*Short task*: Comb through the entries for "text" and pull out each line that holds it.

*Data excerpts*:
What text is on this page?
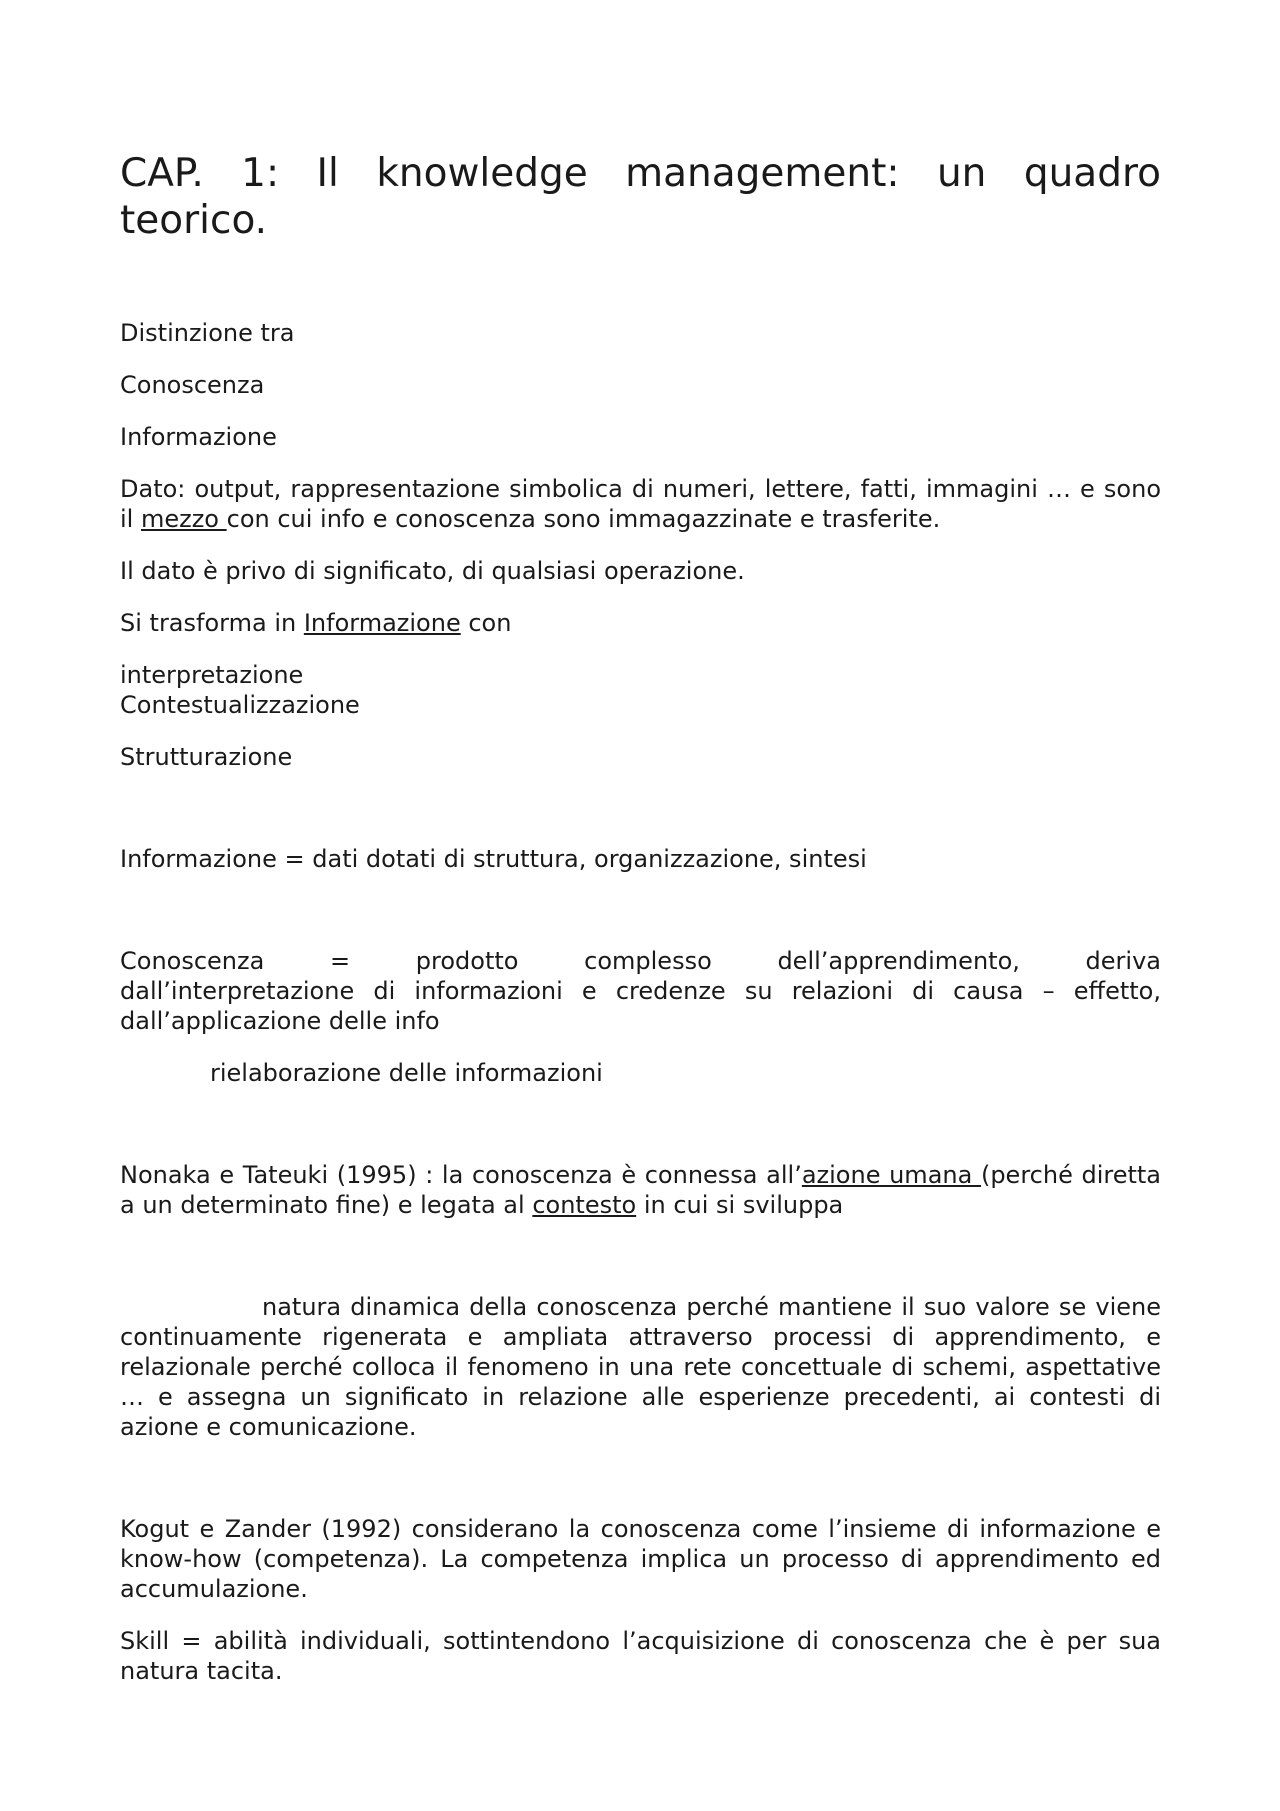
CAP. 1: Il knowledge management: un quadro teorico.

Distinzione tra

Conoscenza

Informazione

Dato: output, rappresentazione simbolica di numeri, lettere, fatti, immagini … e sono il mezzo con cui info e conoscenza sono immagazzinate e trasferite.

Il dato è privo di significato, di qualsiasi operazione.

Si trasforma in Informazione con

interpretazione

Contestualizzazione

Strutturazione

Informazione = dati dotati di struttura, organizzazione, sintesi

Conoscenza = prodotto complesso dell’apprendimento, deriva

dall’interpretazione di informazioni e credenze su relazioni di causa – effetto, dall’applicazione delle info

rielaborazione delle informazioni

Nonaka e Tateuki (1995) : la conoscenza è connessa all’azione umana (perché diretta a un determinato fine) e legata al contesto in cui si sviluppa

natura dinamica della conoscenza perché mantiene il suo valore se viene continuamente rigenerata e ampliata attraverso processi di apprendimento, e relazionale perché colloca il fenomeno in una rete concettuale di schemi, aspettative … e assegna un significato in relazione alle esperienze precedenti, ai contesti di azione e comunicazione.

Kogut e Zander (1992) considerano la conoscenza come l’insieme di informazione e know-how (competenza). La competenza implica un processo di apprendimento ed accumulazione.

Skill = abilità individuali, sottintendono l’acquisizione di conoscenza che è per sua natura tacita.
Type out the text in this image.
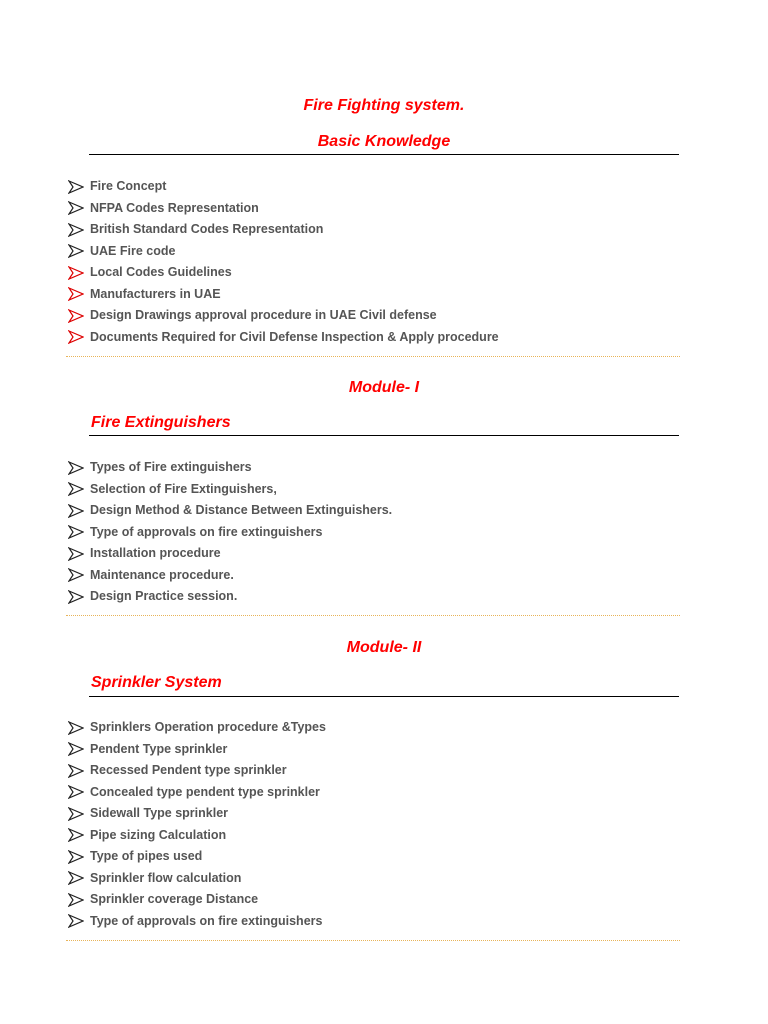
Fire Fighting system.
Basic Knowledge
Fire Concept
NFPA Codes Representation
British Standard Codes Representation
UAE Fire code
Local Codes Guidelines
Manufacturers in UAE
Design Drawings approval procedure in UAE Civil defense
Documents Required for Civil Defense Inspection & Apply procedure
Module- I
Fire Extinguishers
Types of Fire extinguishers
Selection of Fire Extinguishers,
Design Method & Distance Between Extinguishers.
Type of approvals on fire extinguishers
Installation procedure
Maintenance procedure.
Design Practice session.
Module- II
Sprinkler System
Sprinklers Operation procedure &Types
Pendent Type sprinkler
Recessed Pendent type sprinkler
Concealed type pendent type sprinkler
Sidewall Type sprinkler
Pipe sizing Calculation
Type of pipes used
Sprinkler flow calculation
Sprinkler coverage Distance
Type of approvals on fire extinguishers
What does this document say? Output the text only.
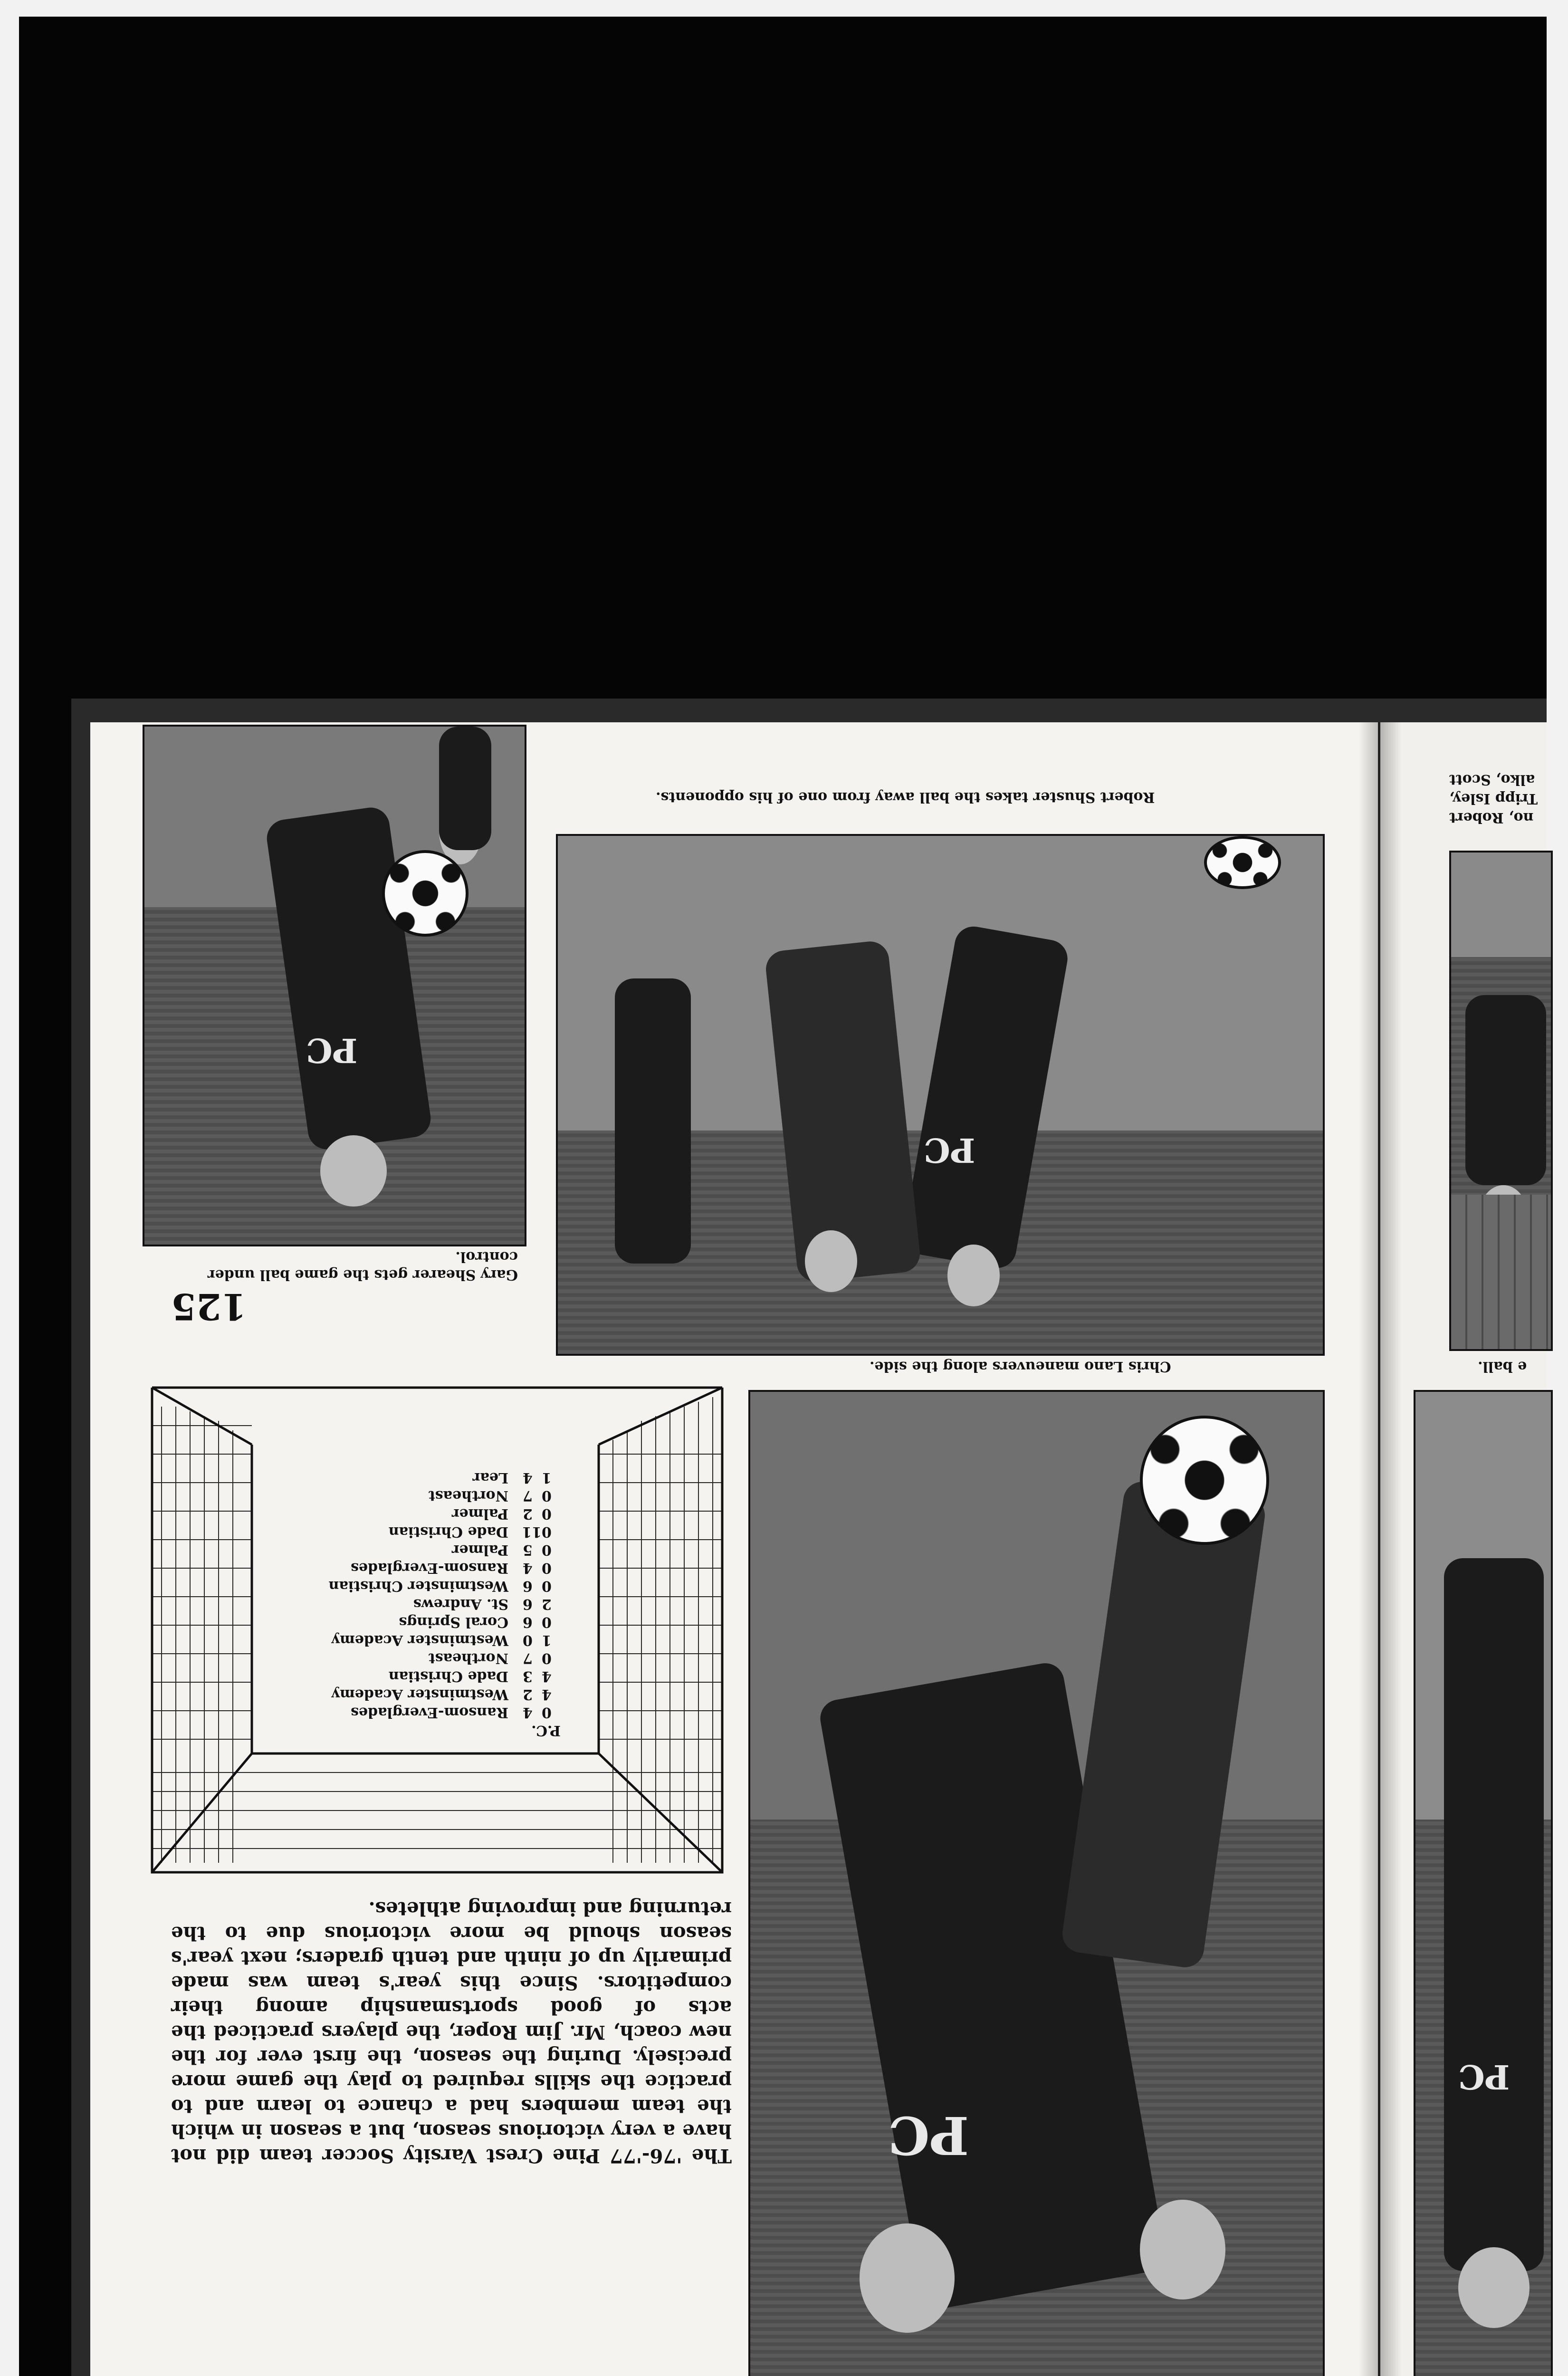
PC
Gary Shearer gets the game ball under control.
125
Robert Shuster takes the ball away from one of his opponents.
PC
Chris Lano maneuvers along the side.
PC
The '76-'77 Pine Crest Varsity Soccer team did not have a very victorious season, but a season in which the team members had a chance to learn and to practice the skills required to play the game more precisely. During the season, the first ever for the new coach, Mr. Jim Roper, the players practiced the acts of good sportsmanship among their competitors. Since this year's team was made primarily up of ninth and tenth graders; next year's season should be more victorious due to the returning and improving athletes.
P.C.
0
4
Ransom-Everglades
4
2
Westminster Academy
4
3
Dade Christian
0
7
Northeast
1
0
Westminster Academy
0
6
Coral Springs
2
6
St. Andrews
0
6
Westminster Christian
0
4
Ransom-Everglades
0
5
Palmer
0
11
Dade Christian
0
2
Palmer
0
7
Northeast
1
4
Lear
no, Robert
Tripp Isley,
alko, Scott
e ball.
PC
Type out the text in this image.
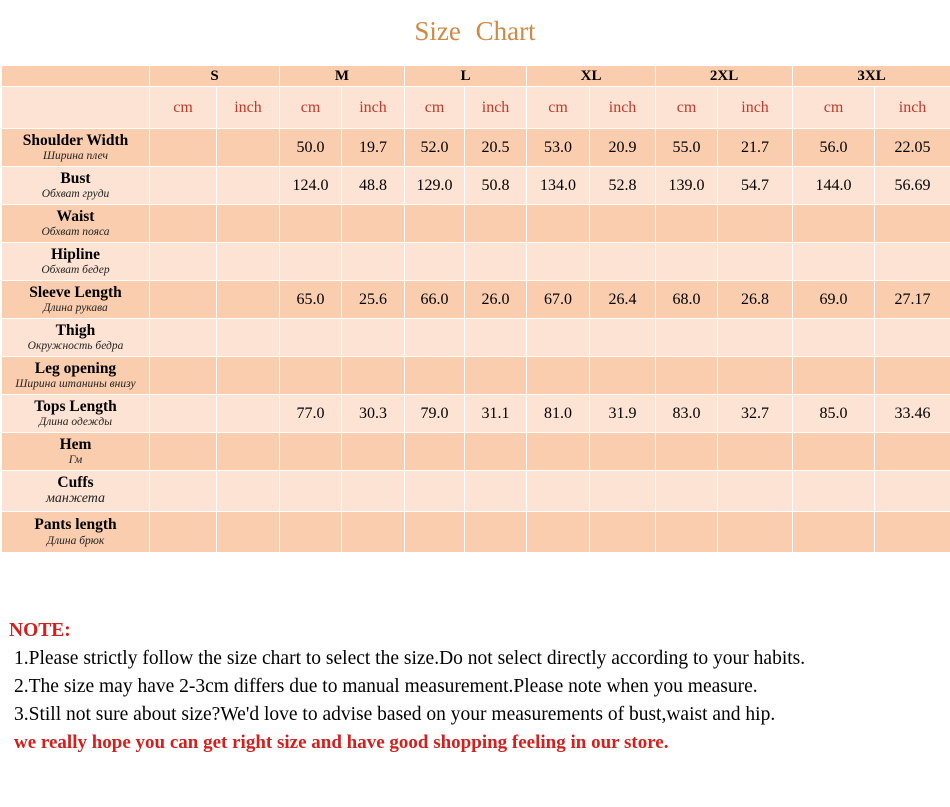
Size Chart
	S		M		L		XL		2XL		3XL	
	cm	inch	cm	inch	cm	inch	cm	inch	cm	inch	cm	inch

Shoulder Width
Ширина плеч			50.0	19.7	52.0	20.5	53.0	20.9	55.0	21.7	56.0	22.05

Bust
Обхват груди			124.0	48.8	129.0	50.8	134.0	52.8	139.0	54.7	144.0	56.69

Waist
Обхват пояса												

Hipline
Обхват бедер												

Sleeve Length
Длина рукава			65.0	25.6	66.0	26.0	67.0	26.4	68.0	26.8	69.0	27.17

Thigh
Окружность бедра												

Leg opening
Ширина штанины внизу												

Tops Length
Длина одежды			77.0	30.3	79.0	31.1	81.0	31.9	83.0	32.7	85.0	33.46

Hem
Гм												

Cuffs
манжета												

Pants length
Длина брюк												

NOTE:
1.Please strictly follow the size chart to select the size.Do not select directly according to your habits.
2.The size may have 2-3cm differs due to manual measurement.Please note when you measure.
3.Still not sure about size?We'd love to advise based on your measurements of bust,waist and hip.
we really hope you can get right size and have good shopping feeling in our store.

*Output of the exercise*:
What text is on this page?
Type out the text in this image.
What does this document say? Output the text only.
Type out the text in this image.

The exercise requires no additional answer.